Reproduce all entries word for word.
--- BEGIN RAW RECORDS ---
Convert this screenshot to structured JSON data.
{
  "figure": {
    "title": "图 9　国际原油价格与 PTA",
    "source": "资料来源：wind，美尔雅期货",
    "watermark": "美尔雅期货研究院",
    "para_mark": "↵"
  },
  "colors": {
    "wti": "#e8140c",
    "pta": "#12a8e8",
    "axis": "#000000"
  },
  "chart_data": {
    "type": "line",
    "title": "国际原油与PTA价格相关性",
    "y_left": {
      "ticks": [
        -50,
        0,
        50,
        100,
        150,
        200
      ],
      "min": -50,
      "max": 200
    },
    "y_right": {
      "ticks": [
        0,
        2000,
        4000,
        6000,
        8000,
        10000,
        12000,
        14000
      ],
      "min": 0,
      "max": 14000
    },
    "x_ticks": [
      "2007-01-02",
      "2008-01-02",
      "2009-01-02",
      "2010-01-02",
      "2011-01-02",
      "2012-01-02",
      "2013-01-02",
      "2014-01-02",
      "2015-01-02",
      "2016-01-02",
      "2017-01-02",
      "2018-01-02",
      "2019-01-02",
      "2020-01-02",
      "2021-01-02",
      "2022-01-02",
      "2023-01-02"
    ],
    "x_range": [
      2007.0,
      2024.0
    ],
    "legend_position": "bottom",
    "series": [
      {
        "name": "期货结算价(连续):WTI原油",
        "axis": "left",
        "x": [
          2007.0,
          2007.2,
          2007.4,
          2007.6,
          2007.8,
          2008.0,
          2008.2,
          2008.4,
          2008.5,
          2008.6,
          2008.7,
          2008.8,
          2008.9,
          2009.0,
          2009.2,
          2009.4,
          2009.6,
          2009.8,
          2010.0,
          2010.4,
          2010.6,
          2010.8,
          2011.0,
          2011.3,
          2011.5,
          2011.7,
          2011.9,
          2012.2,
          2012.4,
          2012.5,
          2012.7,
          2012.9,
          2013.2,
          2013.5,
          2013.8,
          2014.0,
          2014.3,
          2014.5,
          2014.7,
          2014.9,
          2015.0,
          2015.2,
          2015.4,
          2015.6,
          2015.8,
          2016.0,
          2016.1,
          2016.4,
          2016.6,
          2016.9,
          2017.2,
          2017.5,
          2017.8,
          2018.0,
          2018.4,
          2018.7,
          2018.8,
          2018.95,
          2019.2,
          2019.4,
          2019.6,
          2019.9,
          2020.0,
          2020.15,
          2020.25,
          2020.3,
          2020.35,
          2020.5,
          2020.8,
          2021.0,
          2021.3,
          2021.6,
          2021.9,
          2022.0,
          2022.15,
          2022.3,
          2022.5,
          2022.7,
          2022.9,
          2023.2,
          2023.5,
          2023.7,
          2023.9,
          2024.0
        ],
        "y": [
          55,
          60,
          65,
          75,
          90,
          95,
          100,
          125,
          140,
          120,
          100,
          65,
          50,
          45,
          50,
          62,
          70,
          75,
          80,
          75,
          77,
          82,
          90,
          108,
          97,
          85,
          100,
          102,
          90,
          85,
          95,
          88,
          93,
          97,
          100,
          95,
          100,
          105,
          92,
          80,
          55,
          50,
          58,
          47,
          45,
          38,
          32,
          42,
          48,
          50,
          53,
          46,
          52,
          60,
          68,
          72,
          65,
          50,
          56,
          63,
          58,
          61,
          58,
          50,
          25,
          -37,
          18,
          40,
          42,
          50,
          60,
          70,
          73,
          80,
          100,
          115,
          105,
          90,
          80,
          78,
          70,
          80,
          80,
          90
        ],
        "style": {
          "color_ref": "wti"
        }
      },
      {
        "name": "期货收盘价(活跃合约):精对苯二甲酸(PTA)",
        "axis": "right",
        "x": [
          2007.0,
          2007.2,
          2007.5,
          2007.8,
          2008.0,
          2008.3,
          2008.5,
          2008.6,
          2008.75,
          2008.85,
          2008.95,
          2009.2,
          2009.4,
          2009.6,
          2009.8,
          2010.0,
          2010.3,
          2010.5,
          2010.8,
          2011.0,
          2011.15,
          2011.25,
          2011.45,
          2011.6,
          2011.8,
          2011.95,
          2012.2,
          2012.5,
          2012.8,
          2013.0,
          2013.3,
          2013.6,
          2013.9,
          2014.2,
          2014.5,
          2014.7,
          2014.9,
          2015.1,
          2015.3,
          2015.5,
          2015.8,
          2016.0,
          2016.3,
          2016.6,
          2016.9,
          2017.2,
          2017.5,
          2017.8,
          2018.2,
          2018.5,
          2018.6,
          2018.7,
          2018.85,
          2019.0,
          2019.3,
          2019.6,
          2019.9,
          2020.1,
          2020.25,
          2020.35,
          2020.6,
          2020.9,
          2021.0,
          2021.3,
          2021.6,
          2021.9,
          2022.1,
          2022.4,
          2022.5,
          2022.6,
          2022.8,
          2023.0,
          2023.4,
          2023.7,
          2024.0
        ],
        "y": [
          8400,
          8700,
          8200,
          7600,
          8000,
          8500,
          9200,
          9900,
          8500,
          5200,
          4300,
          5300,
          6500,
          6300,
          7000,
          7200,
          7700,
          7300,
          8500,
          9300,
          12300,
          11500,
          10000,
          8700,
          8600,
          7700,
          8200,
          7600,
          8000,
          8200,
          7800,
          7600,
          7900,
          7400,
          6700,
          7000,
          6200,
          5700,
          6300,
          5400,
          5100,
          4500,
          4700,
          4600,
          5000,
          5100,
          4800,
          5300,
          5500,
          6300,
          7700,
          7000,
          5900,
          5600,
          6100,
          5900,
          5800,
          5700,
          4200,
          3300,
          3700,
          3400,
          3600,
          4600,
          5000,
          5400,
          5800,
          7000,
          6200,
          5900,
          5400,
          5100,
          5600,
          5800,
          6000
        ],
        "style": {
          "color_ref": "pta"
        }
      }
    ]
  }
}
--- END RAW RECORDS ---
THE REPLY:
Convert this screenshot to structured JSON data.
{
  "figure": {
    "title": "图 9　国际原油价格与 PTA",
    "source": "资料来源：wind，美尔雅期货",
    "watermark": "美尔雅期货研究院",
    "para_mark": "↵"
  },
  "colors": {
    "wti": "#e8140c",
    "pta": "#12a8e8",
    "axis": "#000000"
  },
  "chart_data": {
    "type": "line",
    "title": "国际原油与PTA价格相关性",
    "y_left": {
      "ticks": [
        -50,
        0,
        50,
        100,
        150,
        200
      ],
      "min": -50,
      "max": 200
    },
    "y_right": {
      "ticks": [
        0,
        2000,
        4000,
        6000,
        8000,
        10000,
        12000,
        14000
      ],
      "min": 0,
      "max": 14000
    },
    "x_ticks": [
      "2007-01-02",
      "2008-01-02",
      "2009-01-02",
      "2010-01-02",
      "2011-01-02",
      "2012-01-02",
      "2013-01-02",
      "2014-01-02",
      "2015-01-02",
      "2016-01-02",
      "2017-01-02",
      "2018-01-02",
      "2019-01-02",
      "2020-01-02",
      "2021-01-02",
      "2022-01-02",
      "2023-01-02"
    ],
    "x_range": [
      2007.0,
      2024.0
    ],
    "legend_position": "bottom",
    "series": [
      {
        "name": "期货结算价(连续):WTI原油",
        "axis": "left",
        "x": [
          2007.0,
          2007.2,
          2007.4,
          2007.6,
          2007.8,
          2008.0,
          2008.2,
          2008.4,
          2008.5,
          2008.6,
          2008.7,
          2008.8,
          2008.9,
          2009.0,
          2009.2,
          2009.4,
          2009.6,
          2009.8,
          2010.0,
          2010.4,
          2010.6,
          2010.8,
          2011.0,
          2011.3,
          2011.5,
          2011.7,
          2011.9,
          2012.2,
          2012.4,
          2012.5,
          2012.7,
          2012.9,
          2013.2,
          2013.5,
          2013.8,
          2014.0,
          2014.3,
          2014.5,
          2014.7,
          2014.9,
          2015.0,
          2015.2,
          2015.4,
          2015.6,
          2015.8,
          2016.0,
          2016.1,
          2016.4,
          2016.6,
          2016.9,
          2017.2,
          2017.5,
          2017.8,
          2018.0,
          2018.4,
          2018.7,
          2018.8,
          2018.95,
          2019.2,
          2019.4,
          2019.6,
          2019.9,
          2020.0,
          2020.15,
          2020.25,
          2020.3,
          2020.35,
          2020.5,
          2020.8,
          2021.0,
          2021.3,
          2021.6,
          2021.9,
          2022.0,
          2022.15,
          2022.3,
          2022.5,
          2022.7,
          2022.9,
          2023.2,
          2023.5,
          2023.7,
          2023.9,
          2024.0
        ],
        "y": [
          55,
          60,
          65,
          75,
          90,
          95,
          100,
          125,
          140,
          120,
          100,
          65,
          50,
          45,
          50,
          62,
          70,
          75,
          80,
          75,
          77,
          82,
          90,
          108,
          97,
          85,
          100,
          102,
          90,
          85,
          95,
          88,
          93,
          97,
          100,
          95,
          100,
          105,
          92,
          80,
          55,
          50,
          58,
          47,
          45,
          38,
          32,
          42,
          48,
          50,
          53,
          46,
          52,
          60,
          68,
          72,
          65,
          50,
          56,
          63,
          58,
          61,
          58,
          50,
          25,
          -37,
          18,
          40,
          42,
          50,
          60,
          70,
          73,
          80,
          100,
          115,
          105,
          90,
          80,
          78,
          70,
          80,
          80,
          90
        ],
        "style": {
          "color_ref": "wti"
        }
      },
      {
        "name": "期货收盘价(活跃合约):精对苯二甲酸(PTA)",
        "axis": "right",
        "x": [
          2007.0,
          2007.2,
          2007.5,
          2007.8,
          2008.0,
          2008.3,
          2008.5,
          2008.6,
          2008.75,
          2008.85,
          2008.95,
          2009.2,
          2009.4,
          2009.6,
          2009.8,
          2010.0,
          2010.3,
          2010.5,
          2010.8,
          2011.0,
          2011.15,
          2011.25,
          2011.45,
          2011.6,
          2011.8,
          2011.95,
          2012.2,
          2012.5,
          2012.8,
          2013.0,
          2013.3,
          2013.6,
          2013.9,
          2014.2,
          2014.5,
          2014.7,
          2014.9,
          2015.1,
          2015.3,
          2015.5,
          2015.8,
          2016.0,
          2016.3,
          2016.6,
          2016.9,
          2017.2,
          2017.5,
          2017.8,
          2018.2,
          2018.5,
          2018.6,
          2018.7,
          2018.85,
          2019.0,
          2019.3,
          2019.6,
          2019.9,
          2020.1,
          2020.25,
          2020.35,
          2020.6,
          2020.9,
          2021.0,
          2021.3,
          2021.6,
          2021.9,
          2022.1,
          2022.4,
          2022.5,
          2022.6,
          2022.8,
          2023.0,
          2023.4,
          2023.7,
          2024.0
        ],
        "y": [
          8400,
          8700,
          8200,
          7600,
          8000,
          8500,
          9200,
          9900,
          8500,
          5200,
          4300,
          5300,
          6500,
          6300,
          7000,
          7200,
          7700,
          7300,
          8500,
          9300,
          12300,
          11500,
          10000,
          8700,
          8600,
          7700,
          8200,
          7600,
          8000,
          8200,
          7800,
          7600,
          7900,
          7400,
          6700,
          7000,
          6200,
          5700,
          6300,
          5400,
          5100,
          4500,
          4700,
          4600,
          5000,
          5100,
          4800,
          5300,
          5500,
          6300,
          7700,
          7000,
          5900,
          5600,
          6100,
          5900,
          5800,
          5700,
          4200,
          3300,
          3700,
          3400,
          3600,
          4600,
          5000,
          5400,
          5800,
          7000,
          6200,
          5900,
          5400,
          5100,
          5600,
          5800,
          6000
        ],
        "style": {
          "color_ref": "pta"
        }
      }
    ]
  }
}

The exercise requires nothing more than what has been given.